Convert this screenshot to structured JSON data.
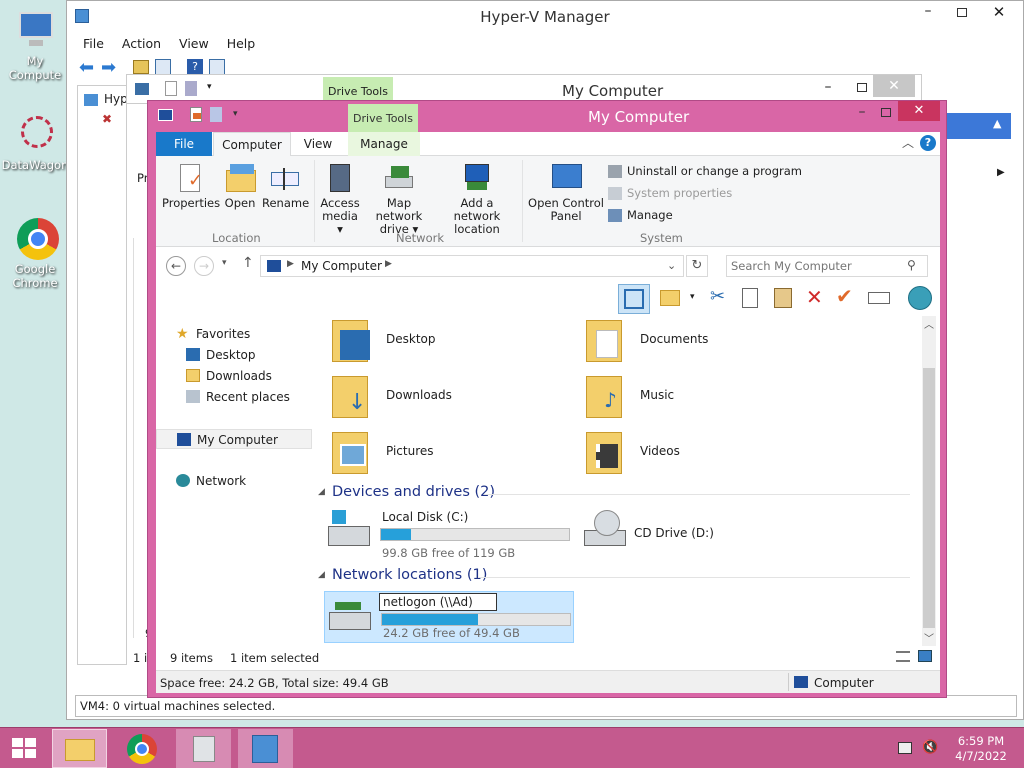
{
  "desktop": {
    "icons": [
      {
        "label": "My Compute"
      },
      {
        "label": "DataWagon"
      },
      {
        "label": "Google Chrome"
      }
    ]
  },
  "hyperv": {
    "title": "Hyper-V Manager",
    "menu": [
      "File",
      "Action",
      "View",
      "Help"
    ],
    "tree_root": "Hyp",
    "status": "VM4:  0 virtual machines selected.",
    "left_frag1": "9",
    "left_frag2": "1 it"
  },
  "back_explorer": {
    "title": "My Computer",
    "context_tab": "Drive Tools",
    "ribbon_frag": "Pr"
  },
  "explorer": {
    "title": "My Computer",
    "context_tab": "Drive Tools",
    "tabs": [
      "File",
      "Computer",
      "View",
      "Manage"
    ],
    "ribbon": {
      "location": {
        "label": "Location",
        "buttons": [
          "Properties",
          "Open",
          "Rename"
        ]
      },
      "network": {
        "label": "Network",
        "buttons": [
          "Access media",
          "Map network drive",
          "Add a network location"
        ]
      },
      "system": {
        "label": "System",
        "open_cp": "Open Control Panel",
        "uninstall": "Uninstall or change a program",
        "sysprops": "System properties",
        "manage": "Manage"
      }
    },
    "address": "My Computer",
    "search_placeholder": "Search My Computer",
    "nav": {
      "favorites": "Favorites",
      "desktop": "Desktop",
      "downloads": "Downloads",
      "recent": "Recent places",
      "computer": "My Computer",
      "network": "Network"
    },
    "folders": [
      {
        "name": "Desktop"
      },
      {
        "name": "Documents"
      },
      {
        "name": "Downloads"
      },
      {
        "name": "Music"
      },
      {
        "name": "Pictures"
      },
      {
        "name": "Videos"
      }
    ],
    "devices_header": "Devices and drives (2)",
    "local_disk": {
      "name": "Local Disk (C:)",
      "free": "99.8 GB free of 119 GB",
      "used_fraction": 0.16
    },
    "cd_drive": "CD Drive (D:)",
    "network_header": "Network locations (1)",
    "netlogon": {
      "name": "netlogon (\\\\Ad)",
      "free": "24.2 GB free of 49.4 GB",
      "used_fraction": 0.51
    },
    "items_count": "9 items",
    "selected": "1 item selected",
    "status_left": "Space free: 24.2 GB, Total size: 49.4 GB",
    "status_right": "Computer"
  },
  "taskbar": {
    "time": "6:59 PM",
    "date": "4/7/2022"
  },
  "colors": {
    "accent_pink": "#d966a6",
    "ribbon_blue": "#1979ca",
    "progress": "#26a0da",
    "taskbar": "#c45a8e"
  }
}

**********

**Stated goal**
Omit the pictures. Transcribe every record exactly.

**Complete response**
Convert this screenshot to structured JSON data.
{
  "desktop": {
    "icons": [
      {
        "label": "My Compute"
      },
      {
        "label": "DataWagon"
      },
      {
        "label": "Google Chrome"
      }
    ]
  },
  "hyperv": {
    "title": "Hyper-V Manager",
    "menu": [
      "File",
      "Action",
      "View",
      "Help"
    ],
    "tree_root": "Hyp",
    "status": "VM4:  0 virtual machines selected.",
    "left_frag1": "9",
    "left_frag2": "1 it"
  },
  "back_explorer": {
    "title": "My Computer",
    "context_tab": "Drive Tools",
    "ribbon_frag": "Pr"
  },
  "explorer": {
    "title": "My Computer",
    "context_tab": "Drive Tools",
    "tabs": [
      "File",
      "Computer",
      "View",
      "Manage"
    ],
    "ribbon": {
      "location": {
        "label": "Location",
        "buttons": [
          "Properties",
          "Open",
          "Rename"
        ]
      },
      "network": {
        "label": "Network",
        "buttons": [
          "Access media",
          "Map network drive",
          "Add a network location"
        ]
      },
      "system": {
        "label": "System",
        "open_cp": "Open Control Panel",
        "uninstall": "Uninstall or change a program",
        "sysprops": "System properties",
        "manage": "Manage"
      }
    },
    "address": "My Computer",
    "search_placeholder": "Search My Computer",
    "nav": {
      "favorites": "Favorites",
      "desktop": "Desktop",
      "downloads": "Downloads",
      "recent": "Recent places",
      "computer": "My Computer",
      "network": "Network"
    },
    "folders": [
      {
        "name": "Desktop"
      },
      {
        "name": "Documents"
      },
      {
        "name": "Downloads"
      },
      {
        "name": "Music"
      },
      {
        "name": "Pictures"
      },
      {
        "name": "Videos"
      }
    ],
    "devices_header": "Devices and drives (2)",
    "local_disk": {
      "name": "Local Disk (C:)",
      "free": "99.8 GB free of 119 GB",
      "used_fraction": 0.16
    },
    "cd_drive": "CD Drive (D:)",
    "network_header": "Network locations (1)",
    "netlogon": {
      "name": "netlogon (\\\\Ad)",
      "free": "24.2 GB free of 49.4 GB",
      "used_fraction": 0.51
    },
    "items_count": "9 items",
    "selected": "1 item selected",
    "status_left": "Space free: 24.2 GB, Total size: 49.4 GB",
    "status_right": "Computer"
  },
  "taskbar": {
    "time": "6:59 PM",
    "date": "4/7/2022"
  },
  "colors": {
    "accent_pink": "#d966a6",
    "ribbon_blue": "#1979ca",
    "progress": "#26a0da",
    "taskbar": "#c45a8e"
  }
}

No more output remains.